§ Request
Copy all of the records below verbatim.

§ Data section
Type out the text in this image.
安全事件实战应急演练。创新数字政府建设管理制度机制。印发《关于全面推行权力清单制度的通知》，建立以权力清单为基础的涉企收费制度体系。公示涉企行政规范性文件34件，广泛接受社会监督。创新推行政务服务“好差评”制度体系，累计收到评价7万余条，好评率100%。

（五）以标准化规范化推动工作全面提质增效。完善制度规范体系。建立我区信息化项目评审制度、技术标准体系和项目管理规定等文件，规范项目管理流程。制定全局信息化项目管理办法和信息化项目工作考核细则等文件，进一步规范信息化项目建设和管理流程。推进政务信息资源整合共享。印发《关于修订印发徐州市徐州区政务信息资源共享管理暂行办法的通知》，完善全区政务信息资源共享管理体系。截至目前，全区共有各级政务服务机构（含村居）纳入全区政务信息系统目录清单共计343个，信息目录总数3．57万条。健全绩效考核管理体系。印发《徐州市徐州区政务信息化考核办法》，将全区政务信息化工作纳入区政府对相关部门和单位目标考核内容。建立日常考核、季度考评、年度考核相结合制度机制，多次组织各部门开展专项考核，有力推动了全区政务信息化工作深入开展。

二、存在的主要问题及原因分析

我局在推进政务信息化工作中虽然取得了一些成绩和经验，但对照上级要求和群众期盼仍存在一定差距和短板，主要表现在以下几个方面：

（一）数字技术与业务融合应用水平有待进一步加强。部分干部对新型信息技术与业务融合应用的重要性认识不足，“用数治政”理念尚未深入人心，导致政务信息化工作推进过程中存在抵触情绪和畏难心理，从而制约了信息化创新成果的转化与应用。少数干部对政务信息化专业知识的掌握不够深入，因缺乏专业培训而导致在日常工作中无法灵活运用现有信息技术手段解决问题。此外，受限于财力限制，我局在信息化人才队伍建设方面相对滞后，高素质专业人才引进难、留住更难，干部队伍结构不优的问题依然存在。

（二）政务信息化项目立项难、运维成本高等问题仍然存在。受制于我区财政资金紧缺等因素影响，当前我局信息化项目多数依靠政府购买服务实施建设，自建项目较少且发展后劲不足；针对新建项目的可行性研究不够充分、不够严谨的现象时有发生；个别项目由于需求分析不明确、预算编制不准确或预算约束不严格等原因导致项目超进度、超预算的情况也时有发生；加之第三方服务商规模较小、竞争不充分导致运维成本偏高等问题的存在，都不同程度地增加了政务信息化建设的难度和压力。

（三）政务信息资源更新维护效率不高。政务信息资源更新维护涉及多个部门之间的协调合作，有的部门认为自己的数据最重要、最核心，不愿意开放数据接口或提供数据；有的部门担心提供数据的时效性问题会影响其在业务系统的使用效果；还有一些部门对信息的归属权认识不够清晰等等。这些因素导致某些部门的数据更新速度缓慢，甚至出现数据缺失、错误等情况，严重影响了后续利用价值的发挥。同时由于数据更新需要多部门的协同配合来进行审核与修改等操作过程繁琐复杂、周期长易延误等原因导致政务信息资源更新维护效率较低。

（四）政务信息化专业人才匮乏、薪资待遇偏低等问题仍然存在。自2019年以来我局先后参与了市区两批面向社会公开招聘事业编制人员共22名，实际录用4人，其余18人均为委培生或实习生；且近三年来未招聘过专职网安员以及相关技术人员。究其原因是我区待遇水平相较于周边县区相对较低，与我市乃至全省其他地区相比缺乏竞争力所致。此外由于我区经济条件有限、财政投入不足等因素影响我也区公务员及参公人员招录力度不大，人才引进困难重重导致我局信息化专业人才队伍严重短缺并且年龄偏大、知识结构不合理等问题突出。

§ Answer to this task
Type out the text in this image.
安全事件实战应急演练。创新数字政府建设管理制度机制。印发《关于全面推行权力清单制度的通知》，建立以权力清单为基础的涉企收费制度体系。公示涉企行政规范性文件34件，广泛接受社会监督。创新推行政务服务“好差评”制度体系，累计收到评价7万余条，好评率100%。

（五）以标准化规范化推动工作全面提质增效。完善制度规范体系。建立我区信息化项目评审制度、技术标准体系和项目管理规定等文件，规范项目管理流程。制定全局信息化项目管理办法和信息化项目工作考核细则等文件，进一步规范信息化项目建设和管理流程。推进政务信息资源整合共享。印发《关于修订印发徐州市徐州区政务信息资源共享管理暂行办法的通知》，完善全区政务信息资源共享管理体系。截至目前，全区共有各级政务服务机构（含村居）纳入全区政务信息系统目录清单共计343个，信息目录总数3．57万条。健全绩效考核管理体系。印发《徐州市徐州区政务信息化考核办法》，将全区政务信息化工作纳入区政府对相关部门和单位目标考核内容。建立日常考核、季度考评、年度考核相结合制度机制，多次组织各部门开展专项考核，有力推动了全区政务信息化工作深入开展。

二、存在的主要问题及原因分析

我局在推进政务信息化工作中虽然取得了一些成绩和经验，但对照上级要求和群众期盼仍存在一定差距和短板，主要表现在以下几个方面：

（一）数字技术与业务融合应用水平有待进一步加强。部分干部对新型信息技术与业务融合应用的重要性认识不足，“用数治政”理念尚未深入人心，导致政务信息化工作推进过程中存在抵触情绪和畏难心理，从而制约了信息化创新成果的转化与应用。少数干部对政务信息化专业知识的掌握不够深入，因缺乏专业培训而导致在日常工作中无法灵活运用现有信息技术手段解决问题。此外，受限于财力限制，我局在信息化人才队伍建设方面相对滞后，高素质专业人才引进难、留住更难，干部队伍结构不优的问题依然存在。

（二）政务信息化项目立项难、运维成本高等问题仍然存在。受制于我区财政资金紧缺等因素影响，当前我局信息化项目多数依靠政府购买服务实施建设，自建项目较少且发展后劲不足；针对新建项目的可行性研究不够充分、不够严谨的现象时有发生；个别项目由于需求分析不明确、预算编制不准确或预算约束不严格等原因导致项目超进度、超预算的情况也时有发生；加之第三方服务商规模较小、竞争不充分导致运维成本偏高等问题的存在，都不同程度地增加了政务信息化建设的难度和压力。

（三）政务信息资源更新维护效率不高。政务信息资源更新维护涉及多个部门之间的协调合作，有的部门认为自己的数据最重要、最核心，不愿意开放数据接口或提供数据；有的部门担心提供数据的时效性问题会影响其在业务系统的使用效果；还有一些部门对信息的归属权认识不够清晰等等。这些因素导致某些部门的数据更新速度缓慢，甚至出现数据缺失、错误等情况，严重影响了后续利用价值的发挥。同时由于数据更新需要多部门的协同配合来进行审核与修改等操作过程繁琐复杂、周期长易延误等原因导致政务信息资源更新维护效率较低。

（四）政务信息化专业人才匮乏、薪资待遇偏低等问题仍然存在。自2019年以来我局先后参与了市区两批面向社会公开招聘事业编制人员共22名，实际录用4人，其余18人均为委培生或实习生；且近三年来未招聘过专职网安员以及相关技术人员。究其原因是我区待遇水平相较于周边县区相对较低，与我市乃至全省其他地区相比缺乏竞争力所致。此外由于我区经济条件有限、财政投入不足等因素影响我也区公务员及参公人员招录力度不大，人才引进困难重重导致我局信息化专业人才队伍严重短缺并且年龄偏大、知识结构不合理等问题突出。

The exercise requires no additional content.